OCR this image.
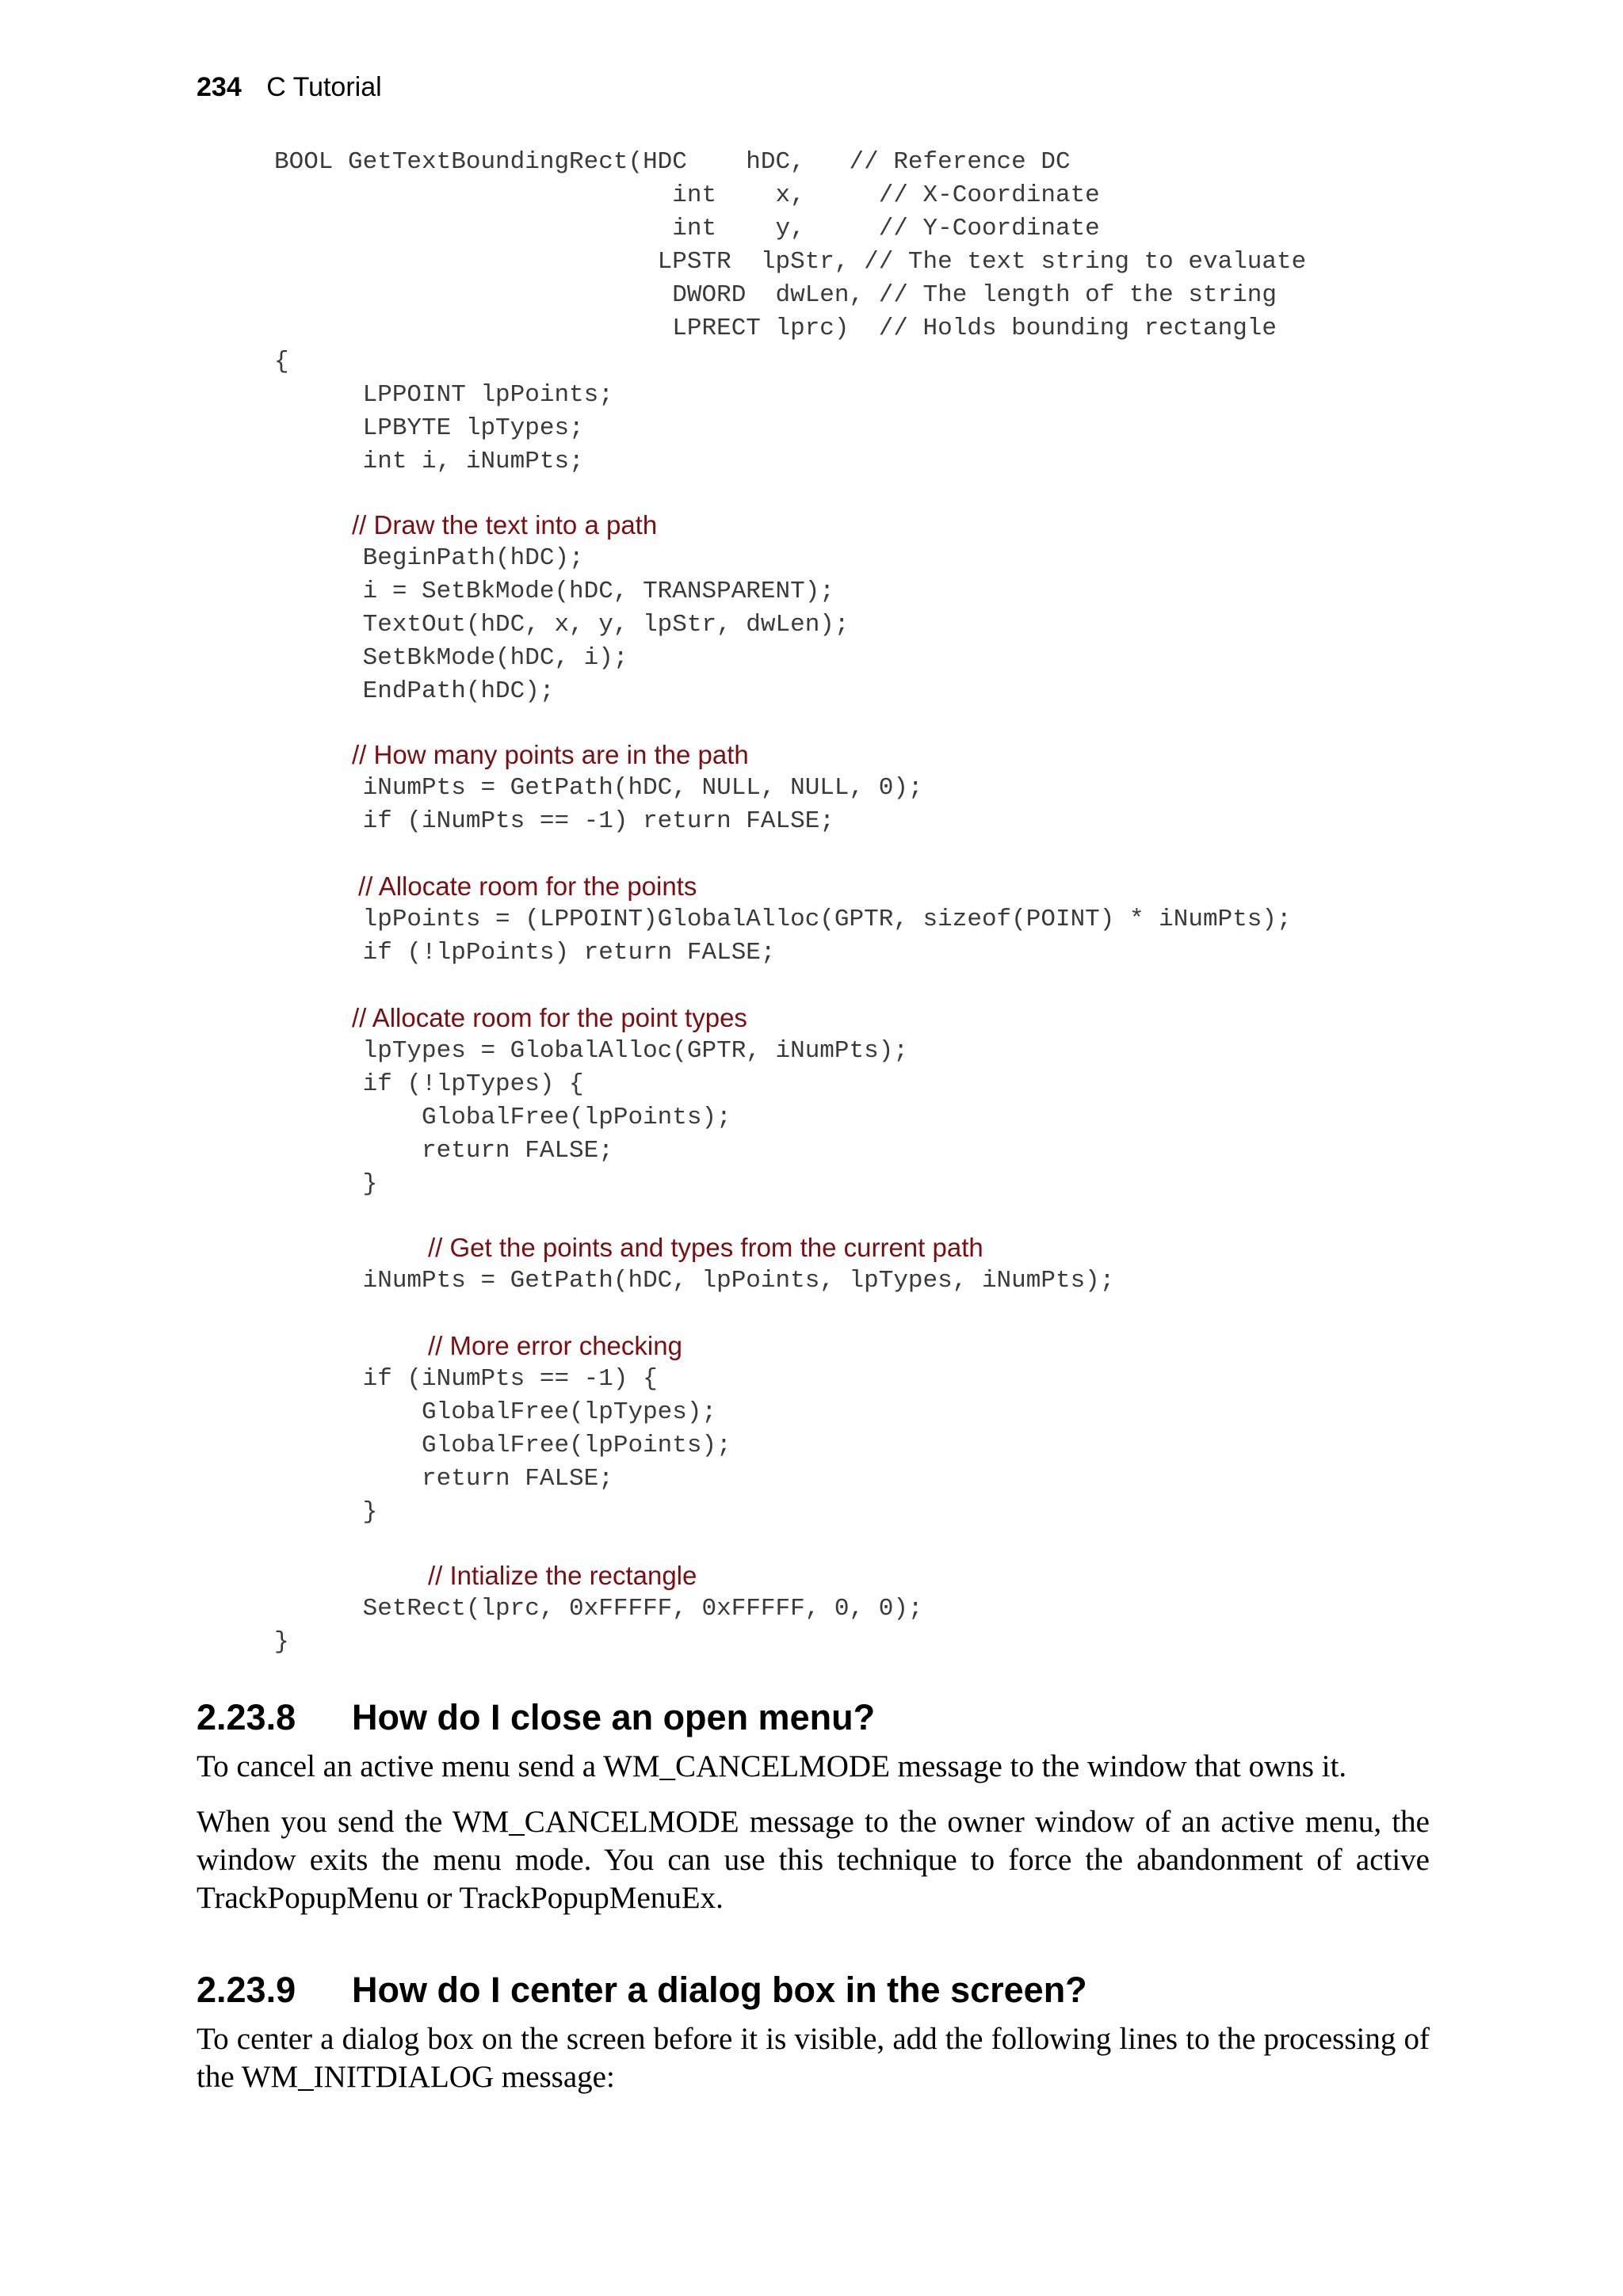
234 C Tutorial
BOOL GetTextBoundingRect(HDC    hDC,   // Reference DC
int    x,     // X-Coordinate
int    y,     // Y-Coordinate
LPSTR  lpStr, // The text string to evaluate
DWORD  dwLen, // The length of the string
LPRECT lprc)  // Holds bounding rectangle
{
LPPOINT lpPoints;
LPBYTE lpTypes;
int i, iNumPts;
// Draw the text into a path
BeginPath(hDC);
i = SetBkMode(hDC, TRANSPARENT);
TextOut(hDC, x, y, lpStr, dwLen);
SetBkMode(hDC, i);
EndPath(hDC);
// How many points are in the path
iNumPts = GetPath(hDC, NULL, NULL, 0);
if (iNumPts == -1) return FALSE;
// Allocate room for the points
lpPoints = (LPPOINT)GlobalAlloc(GPTR, sizeof(POINT) * iNumPts);
if (!lpPoints) return FALSE;
// Allocate room for the point types
lpTypes = GlobalAlloc(GPTR, iNumPts);
if (!lpTypes) {
GlobalFree(lpPoints);
return FALSE;
}
// Get the points and types from the current path
iNumPts = GetPath(hDC, lpPoints, lpTypes, iNumPts);
// More error checking
if (iNumPts == -1) {
GlobalFree(lpTypes);
GlobalFree(lpPoints);
return FALSE;
}
// Intialize the rectangle
SetRect(lprc, 0xFFFFF, 0xFFFFF, 0, 0);
}
2.23.8 How do I close an open menu?

To cancel an active menu send a WM_CANCELMODE message to the window that owns it.

When you send the WM_CANCELMODE message to the owner window of an active menu, the window exits the menu mode. You can use this technique to force the abandonment of active TrackPopupMenu or TrackPopupMenuEx.

2.23.9 How do I center a dialog box in the screen?

To center a dialog box on the screen before it is visible, add the following lines to the processing of the WM_INITDIALOG message:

══════

**Task goal:**
Look through the entries above for the word "string". Copy every line where it shows up.

**The result:**
LPSTR  lpStr, // The text string to evaluate
DWORD  dwLen, // The length of the string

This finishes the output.